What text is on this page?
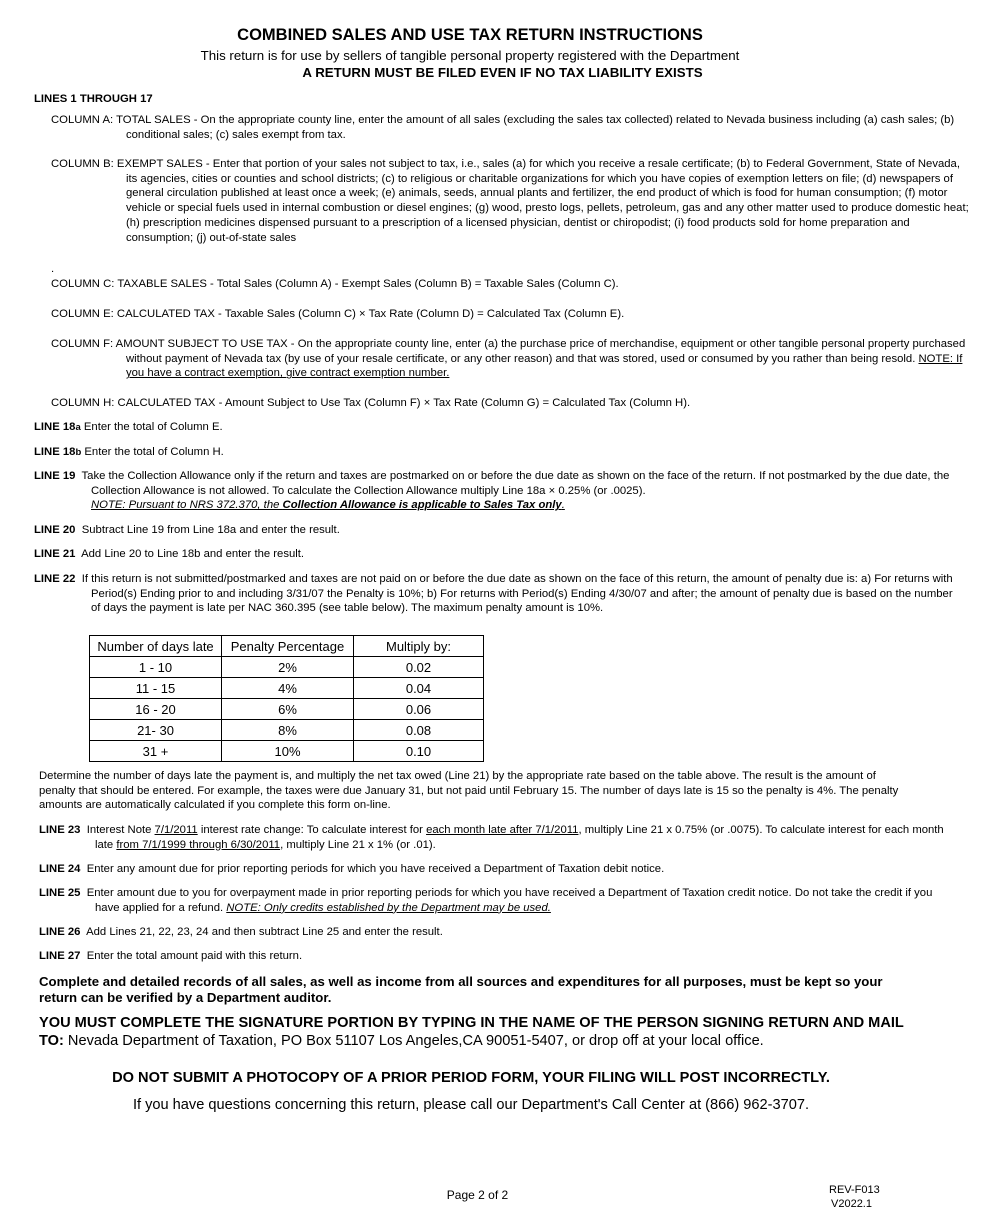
COMBINED SALES AND USE TAX RETURN INSTRUCTIONS
This return is for use by sellers of tangible personal property registered with the Department
A RETURN MUST BE FILED EVEN IF NO TAX LIABILITY EXISTS
LINES 1 THROUGH 17
COLUMN A: TOTAL SALES - On the appropriate county line, enter the amount of all sales (excluding the sales tax collected) related to Nevada business including (a) cash sales; (b) conditional sales; (c) sales exempt from tax.
COLUMN B: EXEMPT SALES - Enter that portion of your sales not subject to tax, i.e., sales (a) for which you receive a resale certificate; (b) to Federal Government, State of Nevada, its agencies, cities or counties and school districts; (c) to religious or charitable organizations for which you have copies of exemption letters on file; (d) newspapers of general circulation published at least once a week; (e) animals, seeds, annual plants and fertilizer, the end product of which is food for human consumption; (f) motor vehicle or special fuels used in internal combustion or diesel engines; (g) wood, presto logs, pellets, petroleum, gas and any other matter used to produce domestic heat; (h) prescription medicines dispensed pursuant to a prescription of a licensed physician, dentist or chiropodist; (i) food products sold for home preparation and consumption; (j) out-of-state sales
.
COLUMN C: TAXABLE SALES - Total Sales (Column A) - Exempt Sales (Column B) = Taxable Sales (Column C).
COLUMN E: CALCULATED TAX - Taxable Sales (Column C) × Tax Rate (Column D) = Calculated Tax (Column E).
COLUMN F: AMOUNT SUBJECT TO USE TAX - On the appropriate county line, enter (a) the purchase price of merchandise, equipment or other tangible personal property purchased without payment of Nevada tax (by use of your resale certificate, or any other reason) and that was stored, used or consumed by you rather than being resold. NOTE: If you have a contract exemption, give contract exemption number.
COLUMN H: CALCULATED TAX - Amount Subject to Use Tax (Column F) × Tax Rate (Column G) = Calculated Tax (Column H).
LINE 18a Enter the total of Column E.
LINE 18b Enter the total of Column H.
LINE 19 Take the Collection Allowance only if the return and taxes are postmarked on or before the due date as shown on the face of the return. If not postmarked by the due date, the Collection Allowance is not allowed. To calculate the Collection Allowance multiply Line 18a × 0.25% (or .0025).
NOTE: Pursuant to NRS 372.370, the Collection Allowance is applicable to Sales Tax only.
LINE 20 Subtract Line 19 from Line 18a and enter the result.
LINE 21 Add Line 20 to Line 18b and enter the result.
LINE 22 If this return is not submitted/postmarked and taxes are not paid on or before the due date as shown on the face of this return, the amount of penalty due is: a) For returns with Period(s) Ending prior to and including 3/31/07 the Penalty is 10%; b) For returns with Period(s) Ending 4/30/07 and after; the amount of penalty due is based on the number of days the payment is late per NAC 360.395 (see table below). The maximum penalty amount is 10%.
Number of days late	Penalty Percentage	Multiply by:
1 - 10	2%	0.02
11 - 15	4%	0.04
16 - 20	6%	0.06
21- 30	8%	0.08
31 +	10%	0.10
Determine the number of days late the payment is, and multiply the net tax owed (Line 21) by the appropriate rate based on the table above. The result is the amount of penalty that should be entered. For example, the taxes were due January 31, but not paid until February 15. The number of days late is 15 so the penalty is 4%. The penalty amounts are automatically calculated if you complete this form on-line.
LINE 23 Interest Note 7/1/2011 interest rate change: To calculate interest for each month late after 7/1/2011, multiply Line 21 x 0.75% (or .0075). To calculate interest for each month late from 7/1/1999 through 6/30/2011, multiply Line 21 x 1% (or .01).
LINE 24 Enter any amount due for prior reporting periods for which you have received a Department of Taxation debit notice.
LINE 25 Enter amount due to you for overpayment made in prior reporting periods for which you have received a Department of Taxation credit notice. Do not take the credit if you have applied for a refund. NOTE: Only credits established by the Department may be used.
LINE 26 Add Lines 21, 22, 23, 24 and then subtract Line 25 and enter the result.
LINE 27 Enter the total amount paid with this return.
Complete and detailed records of all sales, as well as income from all sources and expenditures for all purposes, must be kept so your return can be verified by a Department auditor.
YOU MUST COMPLETE THE SIGNATURE PORTION BY TYPING IN THE NAME OF THE PERSON SIGNING RETURN AND MAIL TO: Nevada Department of Taxation, PO Box 51107 Los Angeles,CA 90051-5407, or drop off at your local office.
DO NOT SUBMIT A PHOTOCOPY OF A PRIOR PERIOD FORM, YOUR FILING WILL POST INCORRECTLY.
If you have questions concerning this return, please call our Department's Call Center at (866) 962-3707.
Page 2 of 2	REV-F013
V2022.1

---------------

# Task requirements
Count how many lines of the listing above include "Allowance" and report that number alone.

# Written answer
2